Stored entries
--------------------------------------------------
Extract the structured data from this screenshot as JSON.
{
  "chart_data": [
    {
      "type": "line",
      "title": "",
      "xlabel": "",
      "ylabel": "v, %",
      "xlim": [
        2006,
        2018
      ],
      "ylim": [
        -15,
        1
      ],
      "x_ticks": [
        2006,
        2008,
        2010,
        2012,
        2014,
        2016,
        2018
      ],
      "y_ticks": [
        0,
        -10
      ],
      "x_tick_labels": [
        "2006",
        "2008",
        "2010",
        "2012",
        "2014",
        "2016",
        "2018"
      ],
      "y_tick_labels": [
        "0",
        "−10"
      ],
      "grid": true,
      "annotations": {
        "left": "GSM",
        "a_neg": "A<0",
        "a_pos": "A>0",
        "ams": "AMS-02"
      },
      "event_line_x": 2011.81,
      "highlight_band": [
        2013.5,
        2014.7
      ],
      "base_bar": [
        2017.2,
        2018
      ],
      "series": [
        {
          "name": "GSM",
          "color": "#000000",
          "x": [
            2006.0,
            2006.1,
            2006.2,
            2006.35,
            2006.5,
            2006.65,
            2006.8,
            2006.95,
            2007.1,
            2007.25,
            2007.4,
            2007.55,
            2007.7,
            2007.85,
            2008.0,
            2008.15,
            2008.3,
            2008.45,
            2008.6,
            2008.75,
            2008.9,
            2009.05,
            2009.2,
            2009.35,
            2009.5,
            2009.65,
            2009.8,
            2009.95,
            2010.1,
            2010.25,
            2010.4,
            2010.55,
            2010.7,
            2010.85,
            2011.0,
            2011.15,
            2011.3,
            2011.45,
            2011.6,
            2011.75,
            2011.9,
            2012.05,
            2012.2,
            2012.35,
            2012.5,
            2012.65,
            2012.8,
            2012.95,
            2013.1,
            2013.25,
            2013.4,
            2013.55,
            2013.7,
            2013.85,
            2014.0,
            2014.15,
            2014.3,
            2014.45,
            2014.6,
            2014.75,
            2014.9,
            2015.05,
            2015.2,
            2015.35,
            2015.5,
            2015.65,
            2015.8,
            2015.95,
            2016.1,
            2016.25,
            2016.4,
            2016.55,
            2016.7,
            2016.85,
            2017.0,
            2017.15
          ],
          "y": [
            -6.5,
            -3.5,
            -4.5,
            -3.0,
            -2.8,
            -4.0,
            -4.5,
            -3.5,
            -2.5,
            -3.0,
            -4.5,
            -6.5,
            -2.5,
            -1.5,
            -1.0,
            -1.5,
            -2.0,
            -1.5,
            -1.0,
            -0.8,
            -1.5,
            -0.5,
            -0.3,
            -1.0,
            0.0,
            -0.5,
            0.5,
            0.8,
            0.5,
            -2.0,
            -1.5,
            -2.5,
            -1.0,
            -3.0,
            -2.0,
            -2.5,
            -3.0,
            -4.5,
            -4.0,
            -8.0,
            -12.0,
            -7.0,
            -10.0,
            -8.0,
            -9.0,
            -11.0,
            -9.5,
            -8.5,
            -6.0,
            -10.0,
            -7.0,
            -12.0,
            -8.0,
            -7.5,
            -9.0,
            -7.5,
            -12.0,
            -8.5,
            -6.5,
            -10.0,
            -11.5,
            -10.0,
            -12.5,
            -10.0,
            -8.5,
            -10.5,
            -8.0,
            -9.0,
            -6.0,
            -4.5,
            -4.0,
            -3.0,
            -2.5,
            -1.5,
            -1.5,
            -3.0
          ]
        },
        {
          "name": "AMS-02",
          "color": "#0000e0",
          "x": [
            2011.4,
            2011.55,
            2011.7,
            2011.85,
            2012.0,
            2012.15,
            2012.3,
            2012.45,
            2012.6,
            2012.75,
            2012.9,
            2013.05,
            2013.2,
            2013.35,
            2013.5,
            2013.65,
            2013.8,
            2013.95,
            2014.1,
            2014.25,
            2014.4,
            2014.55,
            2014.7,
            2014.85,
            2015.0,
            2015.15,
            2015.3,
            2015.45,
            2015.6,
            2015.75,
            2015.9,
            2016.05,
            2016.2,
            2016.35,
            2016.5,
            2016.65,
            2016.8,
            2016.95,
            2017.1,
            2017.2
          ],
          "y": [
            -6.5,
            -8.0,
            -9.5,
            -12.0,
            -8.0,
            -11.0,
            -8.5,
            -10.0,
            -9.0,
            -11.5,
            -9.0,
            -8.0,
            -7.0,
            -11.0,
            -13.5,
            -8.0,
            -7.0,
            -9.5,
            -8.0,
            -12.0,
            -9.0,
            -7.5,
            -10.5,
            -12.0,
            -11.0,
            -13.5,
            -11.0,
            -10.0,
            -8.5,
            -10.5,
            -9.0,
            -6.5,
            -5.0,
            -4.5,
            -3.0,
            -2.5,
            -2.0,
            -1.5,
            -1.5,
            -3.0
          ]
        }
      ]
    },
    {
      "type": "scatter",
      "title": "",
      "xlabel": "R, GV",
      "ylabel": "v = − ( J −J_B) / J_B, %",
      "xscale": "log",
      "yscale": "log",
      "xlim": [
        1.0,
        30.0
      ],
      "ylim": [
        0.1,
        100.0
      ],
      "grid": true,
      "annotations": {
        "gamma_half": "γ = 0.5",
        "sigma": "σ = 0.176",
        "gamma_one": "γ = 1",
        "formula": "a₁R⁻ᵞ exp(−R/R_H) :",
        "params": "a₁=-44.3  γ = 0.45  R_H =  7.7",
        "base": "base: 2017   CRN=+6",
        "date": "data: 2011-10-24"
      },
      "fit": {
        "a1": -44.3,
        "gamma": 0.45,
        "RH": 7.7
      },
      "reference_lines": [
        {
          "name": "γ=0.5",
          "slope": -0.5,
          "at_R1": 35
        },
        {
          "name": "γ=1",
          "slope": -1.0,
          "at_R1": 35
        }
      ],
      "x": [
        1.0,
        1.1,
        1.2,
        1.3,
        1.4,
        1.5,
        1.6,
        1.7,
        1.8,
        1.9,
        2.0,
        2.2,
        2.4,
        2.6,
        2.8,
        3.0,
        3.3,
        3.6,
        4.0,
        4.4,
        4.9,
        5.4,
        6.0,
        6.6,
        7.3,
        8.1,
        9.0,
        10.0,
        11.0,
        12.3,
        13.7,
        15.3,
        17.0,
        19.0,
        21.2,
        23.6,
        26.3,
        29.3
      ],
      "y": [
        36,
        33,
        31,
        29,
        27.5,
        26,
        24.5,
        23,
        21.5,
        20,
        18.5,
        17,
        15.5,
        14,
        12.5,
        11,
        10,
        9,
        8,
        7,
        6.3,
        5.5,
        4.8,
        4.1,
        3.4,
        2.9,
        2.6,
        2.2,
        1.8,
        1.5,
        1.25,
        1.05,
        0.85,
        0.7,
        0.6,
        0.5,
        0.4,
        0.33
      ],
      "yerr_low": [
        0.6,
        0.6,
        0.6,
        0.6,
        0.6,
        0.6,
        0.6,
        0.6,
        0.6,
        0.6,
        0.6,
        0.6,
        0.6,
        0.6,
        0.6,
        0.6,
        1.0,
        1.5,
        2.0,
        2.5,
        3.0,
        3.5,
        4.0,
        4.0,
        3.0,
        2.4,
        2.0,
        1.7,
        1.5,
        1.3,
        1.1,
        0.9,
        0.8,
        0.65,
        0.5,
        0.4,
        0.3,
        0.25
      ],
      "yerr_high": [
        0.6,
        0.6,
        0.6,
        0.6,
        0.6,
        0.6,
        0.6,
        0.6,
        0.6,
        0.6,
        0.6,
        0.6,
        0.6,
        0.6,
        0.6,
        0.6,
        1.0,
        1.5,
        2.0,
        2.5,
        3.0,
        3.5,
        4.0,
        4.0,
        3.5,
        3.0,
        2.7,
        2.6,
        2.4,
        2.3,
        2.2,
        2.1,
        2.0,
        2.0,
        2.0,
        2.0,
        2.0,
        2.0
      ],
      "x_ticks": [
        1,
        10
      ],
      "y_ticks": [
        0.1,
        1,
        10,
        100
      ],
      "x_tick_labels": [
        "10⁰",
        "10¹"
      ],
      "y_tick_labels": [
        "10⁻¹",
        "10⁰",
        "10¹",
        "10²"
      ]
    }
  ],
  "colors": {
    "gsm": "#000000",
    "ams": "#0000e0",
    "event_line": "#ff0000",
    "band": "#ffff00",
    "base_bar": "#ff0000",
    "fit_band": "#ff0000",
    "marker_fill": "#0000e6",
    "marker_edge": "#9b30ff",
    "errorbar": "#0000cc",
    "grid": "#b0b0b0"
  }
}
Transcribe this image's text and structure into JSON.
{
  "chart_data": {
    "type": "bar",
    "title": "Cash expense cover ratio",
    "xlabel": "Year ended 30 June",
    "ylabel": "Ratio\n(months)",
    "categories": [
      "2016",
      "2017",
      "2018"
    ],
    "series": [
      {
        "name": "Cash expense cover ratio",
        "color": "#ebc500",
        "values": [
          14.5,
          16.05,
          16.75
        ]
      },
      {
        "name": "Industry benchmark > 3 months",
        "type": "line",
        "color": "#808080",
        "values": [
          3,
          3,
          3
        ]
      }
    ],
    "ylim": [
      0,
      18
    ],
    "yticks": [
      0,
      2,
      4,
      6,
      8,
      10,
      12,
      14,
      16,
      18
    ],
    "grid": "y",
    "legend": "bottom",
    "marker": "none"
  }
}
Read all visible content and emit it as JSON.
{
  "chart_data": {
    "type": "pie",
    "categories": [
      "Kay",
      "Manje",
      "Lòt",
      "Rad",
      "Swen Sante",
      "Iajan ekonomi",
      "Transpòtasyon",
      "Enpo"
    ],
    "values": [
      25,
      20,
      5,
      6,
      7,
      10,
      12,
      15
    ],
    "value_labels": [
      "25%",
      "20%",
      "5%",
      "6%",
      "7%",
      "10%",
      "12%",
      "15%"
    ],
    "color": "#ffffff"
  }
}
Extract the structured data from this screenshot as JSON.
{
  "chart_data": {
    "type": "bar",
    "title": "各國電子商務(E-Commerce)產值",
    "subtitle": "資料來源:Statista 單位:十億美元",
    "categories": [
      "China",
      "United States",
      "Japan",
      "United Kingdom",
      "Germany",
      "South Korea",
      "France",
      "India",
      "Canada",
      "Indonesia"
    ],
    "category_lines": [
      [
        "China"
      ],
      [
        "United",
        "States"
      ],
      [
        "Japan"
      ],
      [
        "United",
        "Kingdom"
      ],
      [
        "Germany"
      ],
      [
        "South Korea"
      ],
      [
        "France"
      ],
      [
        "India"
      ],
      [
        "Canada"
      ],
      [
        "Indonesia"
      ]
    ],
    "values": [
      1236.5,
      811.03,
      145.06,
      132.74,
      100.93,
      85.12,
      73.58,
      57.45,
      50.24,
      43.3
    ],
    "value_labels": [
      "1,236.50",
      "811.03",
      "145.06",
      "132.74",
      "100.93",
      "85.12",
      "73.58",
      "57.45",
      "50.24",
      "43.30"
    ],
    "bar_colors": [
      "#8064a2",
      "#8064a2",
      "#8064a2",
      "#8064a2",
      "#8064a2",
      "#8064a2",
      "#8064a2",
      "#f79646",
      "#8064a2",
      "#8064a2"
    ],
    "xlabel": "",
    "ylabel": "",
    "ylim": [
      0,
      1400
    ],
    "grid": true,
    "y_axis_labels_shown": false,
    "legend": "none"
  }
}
--------------------------------------------------
- Instructions to follow -
Identify the lines that contain the string "JSON", and copy every one of them.

- Task output -
Extract the structured data from this screenshot as JSON.
Transcribe this image's text and structure into JSON.
Read all visible content and emit it as JSON.
Extract the structured data from this screenshot as JSON.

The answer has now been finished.